INPUT RECORDS:

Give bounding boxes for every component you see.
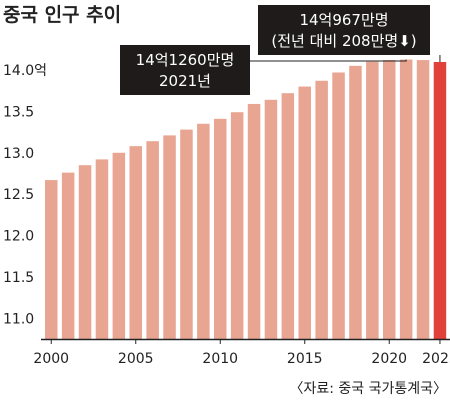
callout-2021: 14억1260만명 2021년 [120, 45, 407, 95]
bar-2021 [399, 59, 413, 339]
callout-2023: 14억967만명 (전년 대비 208만명⬇) [258, 5, 441, 62]
bar-2012 [247, 103, 261, 339]
bar-2022 [416, 60, 430, 339]
bar-2000 [45, 180, 58, 339]
x-tick-label: 2020 [371, 351, 407, 367]
y-tick-label: 14.0억 [3, 63, 47, 79]
x-tick-label: 2023 [422, 351, 450, 367]
bar-2009 [197, 123, 210, 339]
callout-box [258, 5, 430, 55]
x-tick-label: 2010 [202, 351, 238, 367]
bar-2010 [214, 118, 227, 339]
x-tick-label: 2000 [33, 351, 69, 367]
bar-2017 [332, 72, 345, 339]
callout-text: (전년 대비 208만명⬇) [271, 32, 416, 50]
x-tick-label: 2015 [287, 351, 323, 367]
x-tick-label: 2005 [118, 351, 154, 367]
bar-2023 [433, 62, 447, 339]
bar-2007 [163, 135, 176, 339]
bar-2004 [112, 152, 126, 339]
y-tick-label: 12.5 [3, 187, 34, 203]
callout-text: 2021년 [159, 72, 211, 90]
y-tick-label: 11.0 [3, 311, 34, 327]
bar-2002 [78, 165, 92, 339]
bars [45, 59, 447, 340]
annotations: 14억1260만명 2021년 14억967만명 (전년 대비 208만명⬇) [120, 5, 441, 95]
bar-2001 [61, 172, 75, 339]
callout-text: 14억967만명 [299, 11, 388, 29]
bar-2003 [95, 159, 109, 339]
bar-2014 [281, 93, 295, 340]
bar-2013 [264, 99, 278, 339]
source-note: 〈자료: 중국 국가통계국〉 [289, 381, 447, 397]
bar-2015 [298, 86, 311, 339]
chart-title: 중국 인구 추이 [3, 4, 121, 26]
bar-2016 [315, 80, 328, 339]
bar-2018 [349, 65, 362, 340]
callout-leader-line [250, 59, 407, 62]
bar-2006 [146, 141, 159, 339]
bar-2019 [366, 61, 379, 339]
y-tick-label: 12.0 [3, 229, 34, 245]
callout-text: 14억1260만명 [136, 51, 235, 69]
bar-2005 [129, 146, 142, 339]
bar-2020 [383, 60, 396, 339]
y-axis: 11.0 11.5 12.0 12.5 13.0 13.5 14.0억 [3, 63, 47, 327]
bar-2008 [180, 129, 193, 339]
bar-2011 [230, 112, 244, 340]
x-axis: 2000 2005 2010 2015 2020 2023 [33, 339, 450, 367]
y-tick-label: 11.5 [3, 270, 34, 286]
callout-box [120, 45, 250, 95]
y-tick-label: 13.0 [3, 146, 34, 162]
y-tick-label: 13.5 [3, 104, 34, 120]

GIVEN INSTRUCTION: Lay out the material above as a JSON list of strings, one string per line and no strings for blank lines. Leave out the pictures.

WRITTEN ANSWER:
[
  "Give bounding boxes for every component you see.",
  "callout-2021: 14억1260만명 2021년 [120, 45, 407, 95]",
  "bar-2021 [399, 59, 413, 339]",
  "callout-2023: 14억967만명 (전년 대비 208만명⬇) [258, 5, 441, 62]",
  "bar-2012 [247, 103, 261, 339]",
  "bar-2022 [416, 60, 430, 339]",
  "bar-2000 [45, 180, 58, 339]",
  "x-tick-label: 2020 [371, 351, 407, 367]",
  "y-tick-label: 14.0억 [3, 63, 47, 79]",
  "x-tick-label: 2023 [422, 351, 450, 367]",
  "bar-2009 [197, 123, 210, 339]",
  "callout-box [258, 5, 430, 55]",
  "x-tick-label: 2010 [202, 351, 238, 367]",
  "bar-2010 [214, 118, 227, 339]",
  "x-tick-label: 2000 [33, 351, 69, 367]",
  "bar-2017 [332, 72, 345, 339]",
  "callout-text: (전년 대비 208만명⬇) [271, 32, 416, 50]",
  "x-tick-label: 2015 [287, 351, 323, 367]",
  "x-tick-label: 2005 [118, 351, 154, 367]",
  "bar-2023 [433, 62, 447, 339]",
  "bar-2007 [163, 135, 176, 339]",
  "bar-2004 [112, 152, 126, 339]",
  "y-tick-label: 12.5 [3, 187, 34, 203]",
  "callout-text: 2021년 [159, 72, 211, 90]",
  "y-tick-label: 11.0 [3, 311, 34, 327]",
  "bar-2002 [78, 165, 92, 339]",
  "bars [45, 59, 447, 340]",
  "annotations: 14억1260만명 2021년 14억967만명 (전년 대비 208만명⬇) [120, 5, 441, 95]",
  "bar-2001 [61, 172, 75, 339]",
  "callout-text: 14억967만명 [299, 11, 388, 29]",
  "bar-2003 [95, 159, 109, 339]",
  "bar-2014 [281, 93, 295, 340]",
  "bar-2013 [264, 99, 278, 339]",
  "source-note: 〈자료: 중국 국가통계국〉 [289, 381, 447, 397]",
  "bar-2015 [298, 86, 311, 339]",
  "chart-title: 중국 인구 추이 [3, 4, 121, 26]",
  "bar-2016 [315, 80, 328, 339]",
  "bar-2018 [349, 65, 362, 340]",
  "callout-leader-line [250, 59, 407, 62]",
  "bar-2006 [146, 141, 159, 339]",
  "bar-2019 [366, 61, 379, 339]",
  "y-tick-label: 12.0 [3, 229, 34, 245]",
  "callout-text: 14억1260만명 [136, 51, 235, 69]",
  "bar-2005 [129, 146, 142, 339]",
  "bar-2020 [383, 60, 396, 339]",
  "y-axis: 11.0 11.5 12.0 12.5 13.0 13.5 14.0억 [3, 63, 47, 327]",
  "bar-2008 [180, 129, 193, 339]",
  "bar-2011 [230, 112, 244, 340]",
  "x-axis: 2000 2005 2010 2015 2020 2023 [33, 339, 450, 367]",
  "y-tick-label: 11.5 [3, 270, 34, 286]",
  "callout-box [120, 45, 250, 95]",
  "y-tick-label: 13.0 [3, 146, 34, 162]",
  "y-tick-label: 13.5 [3, 104, 34, 120]"
]